Provided information:
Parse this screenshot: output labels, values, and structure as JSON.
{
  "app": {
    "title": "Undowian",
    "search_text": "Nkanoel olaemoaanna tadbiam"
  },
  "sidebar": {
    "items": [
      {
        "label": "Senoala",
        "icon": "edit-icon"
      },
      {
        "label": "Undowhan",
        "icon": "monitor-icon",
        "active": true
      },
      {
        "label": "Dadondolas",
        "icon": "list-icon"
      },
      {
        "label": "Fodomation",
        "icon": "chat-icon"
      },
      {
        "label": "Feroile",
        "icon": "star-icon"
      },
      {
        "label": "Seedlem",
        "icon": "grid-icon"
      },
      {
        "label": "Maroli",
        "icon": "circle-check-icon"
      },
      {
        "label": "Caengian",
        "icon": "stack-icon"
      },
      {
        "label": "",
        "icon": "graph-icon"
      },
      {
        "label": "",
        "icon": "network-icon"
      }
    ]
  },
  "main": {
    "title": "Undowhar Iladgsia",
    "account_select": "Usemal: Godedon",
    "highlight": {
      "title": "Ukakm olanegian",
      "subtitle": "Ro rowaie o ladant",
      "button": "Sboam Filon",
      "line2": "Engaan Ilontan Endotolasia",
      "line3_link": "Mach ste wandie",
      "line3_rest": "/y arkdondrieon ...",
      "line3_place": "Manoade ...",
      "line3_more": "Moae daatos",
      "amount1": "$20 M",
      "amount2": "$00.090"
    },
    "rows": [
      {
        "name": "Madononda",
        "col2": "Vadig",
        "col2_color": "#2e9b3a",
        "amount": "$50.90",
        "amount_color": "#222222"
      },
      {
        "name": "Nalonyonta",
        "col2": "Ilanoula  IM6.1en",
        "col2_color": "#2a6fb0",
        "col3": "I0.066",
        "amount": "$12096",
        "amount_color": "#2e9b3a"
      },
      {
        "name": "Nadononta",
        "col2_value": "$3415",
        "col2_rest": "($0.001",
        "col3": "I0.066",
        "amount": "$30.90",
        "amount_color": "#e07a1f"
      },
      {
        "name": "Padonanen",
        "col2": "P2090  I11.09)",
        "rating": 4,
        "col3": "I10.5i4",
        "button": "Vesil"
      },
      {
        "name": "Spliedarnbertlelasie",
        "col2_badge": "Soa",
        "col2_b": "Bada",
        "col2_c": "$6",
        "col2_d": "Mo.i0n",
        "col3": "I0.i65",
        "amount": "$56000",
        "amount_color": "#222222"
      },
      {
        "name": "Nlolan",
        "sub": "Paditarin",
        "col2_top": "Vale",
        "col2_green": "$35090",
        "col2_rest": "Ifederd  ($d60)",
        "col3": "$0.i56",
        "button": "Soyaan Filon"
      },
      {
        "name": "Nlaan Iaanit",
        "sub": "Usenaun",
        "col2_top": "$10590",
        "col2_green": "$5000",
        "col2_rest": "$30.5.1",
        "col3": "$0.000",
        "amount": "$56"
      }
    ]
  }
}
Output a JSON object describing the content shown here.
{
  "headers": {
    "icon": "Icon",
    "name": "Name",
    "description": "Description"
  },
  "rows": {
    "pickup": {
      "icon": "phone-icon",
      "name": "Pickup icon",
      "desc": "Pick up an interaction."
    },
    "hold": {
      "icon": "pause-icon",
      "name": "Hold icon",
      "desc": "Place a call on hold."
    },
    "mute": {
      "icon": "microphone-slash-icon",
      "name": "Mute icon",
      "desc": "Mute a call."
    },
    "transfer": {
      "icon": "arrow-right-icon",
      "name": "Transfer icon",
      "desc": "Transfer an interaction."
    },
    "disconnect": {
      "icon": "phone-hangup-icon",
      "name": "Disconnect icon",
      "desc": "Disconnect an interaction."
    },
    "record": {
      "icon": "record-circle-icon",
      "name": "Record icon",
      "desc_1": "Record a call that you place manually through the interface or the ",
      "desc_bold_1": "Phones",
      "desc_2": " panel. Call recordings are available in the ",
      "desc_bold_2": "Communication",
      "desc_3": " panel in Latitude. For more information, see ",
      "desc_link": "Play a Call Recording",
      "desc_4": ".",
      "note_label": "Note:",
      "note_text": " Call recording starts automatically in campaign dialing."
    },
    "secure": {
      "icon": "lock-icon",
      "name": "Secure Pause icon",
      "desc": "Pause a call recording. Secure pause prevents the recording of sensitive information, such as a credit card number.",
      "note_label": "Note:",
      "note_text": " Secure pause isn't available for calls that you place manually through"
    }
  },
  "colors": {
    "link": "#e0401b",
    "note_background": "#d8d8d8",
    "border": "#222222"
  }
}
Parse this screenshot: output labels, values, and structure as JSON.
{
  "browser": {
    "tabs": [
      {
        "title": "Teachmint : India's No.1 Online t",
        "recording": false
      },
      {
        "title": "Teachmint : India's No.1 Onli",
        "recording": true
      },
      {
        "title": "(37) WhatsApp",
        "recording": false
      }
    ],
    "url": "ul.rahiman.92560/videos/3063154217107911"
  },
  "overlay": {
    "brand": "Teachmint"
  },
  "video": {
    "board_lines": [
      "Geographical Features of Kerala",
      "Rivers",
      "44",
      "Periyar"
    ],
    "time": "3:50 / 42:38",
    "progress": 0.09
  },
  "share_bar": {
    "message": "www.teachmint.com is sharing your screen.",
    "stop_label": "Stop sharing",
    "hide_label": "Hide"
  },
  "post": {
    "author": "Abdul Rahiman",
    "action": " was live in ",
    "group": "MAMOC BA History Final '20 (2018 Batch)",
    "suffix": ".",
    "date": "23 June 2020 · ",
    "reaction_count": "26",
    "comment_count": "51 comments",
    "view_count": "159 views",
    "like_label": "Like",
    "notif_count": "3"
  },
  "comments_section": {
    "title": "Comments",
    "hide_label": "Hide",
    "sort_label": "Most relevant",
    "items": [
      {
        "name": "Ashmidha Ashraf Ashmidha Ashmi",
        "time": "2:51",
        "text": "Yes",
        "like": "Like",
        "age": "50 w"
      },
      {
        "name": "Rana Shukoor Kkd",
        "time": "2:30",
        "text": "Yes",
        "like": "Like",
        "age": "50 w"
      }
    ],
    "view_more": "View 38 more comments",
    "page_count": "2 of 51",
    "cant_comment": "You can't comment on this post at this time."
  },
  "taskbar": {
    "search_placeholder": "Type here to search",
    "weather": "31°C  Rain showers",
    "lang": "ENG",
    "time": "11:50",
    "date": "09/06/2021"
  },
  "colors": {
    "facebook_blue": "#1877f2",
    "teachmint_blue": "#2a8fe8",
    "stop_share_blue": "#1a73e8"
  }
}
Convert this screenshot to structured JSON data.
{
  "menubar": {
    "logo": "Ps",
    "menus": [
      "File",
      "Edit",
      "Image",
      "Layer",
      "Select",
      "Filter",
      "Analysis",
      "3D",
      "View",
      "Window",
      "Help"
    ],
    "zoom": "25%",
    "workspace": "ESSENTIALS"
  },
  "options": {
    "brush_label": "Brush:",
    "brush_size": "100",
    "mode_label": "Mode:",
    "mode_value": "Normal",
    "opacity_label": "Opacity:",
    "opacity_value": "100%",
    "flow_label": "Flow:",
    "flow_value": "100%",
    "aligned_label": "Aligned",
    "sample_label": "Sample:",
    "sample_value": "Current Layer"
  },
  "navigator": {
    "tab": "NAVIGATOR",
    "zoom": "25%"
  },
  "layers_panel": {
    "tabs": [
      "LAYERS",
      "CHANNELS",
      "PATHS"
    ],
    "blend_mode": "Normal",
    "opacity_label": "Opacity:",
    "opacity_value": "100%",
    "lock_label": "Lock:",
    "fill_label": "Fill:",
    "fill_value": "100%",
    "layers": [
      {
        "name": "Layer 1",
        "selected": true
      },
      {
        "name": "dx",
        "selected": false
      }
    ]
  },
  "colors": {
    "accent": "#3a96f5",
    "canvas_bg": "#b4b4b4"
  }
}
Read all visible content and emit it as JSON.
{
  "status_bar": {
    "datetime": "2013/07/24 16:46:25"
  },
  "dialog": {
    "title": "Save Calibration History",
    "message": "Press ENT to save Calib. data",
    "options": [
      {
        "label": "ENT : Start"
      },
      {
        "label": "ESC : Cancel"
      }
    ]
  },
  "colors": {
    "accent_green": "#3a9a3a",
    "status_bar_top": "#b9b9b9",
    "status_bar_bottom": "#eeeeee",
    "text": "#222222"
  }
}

Instructions for the task: Where does the word "India" appear? Return each line that holds it.

Answer for this exercise:
        "title": "Teachmint : India's No.1 Online t",
        "title": "Teachmint : India's No.1 Onli",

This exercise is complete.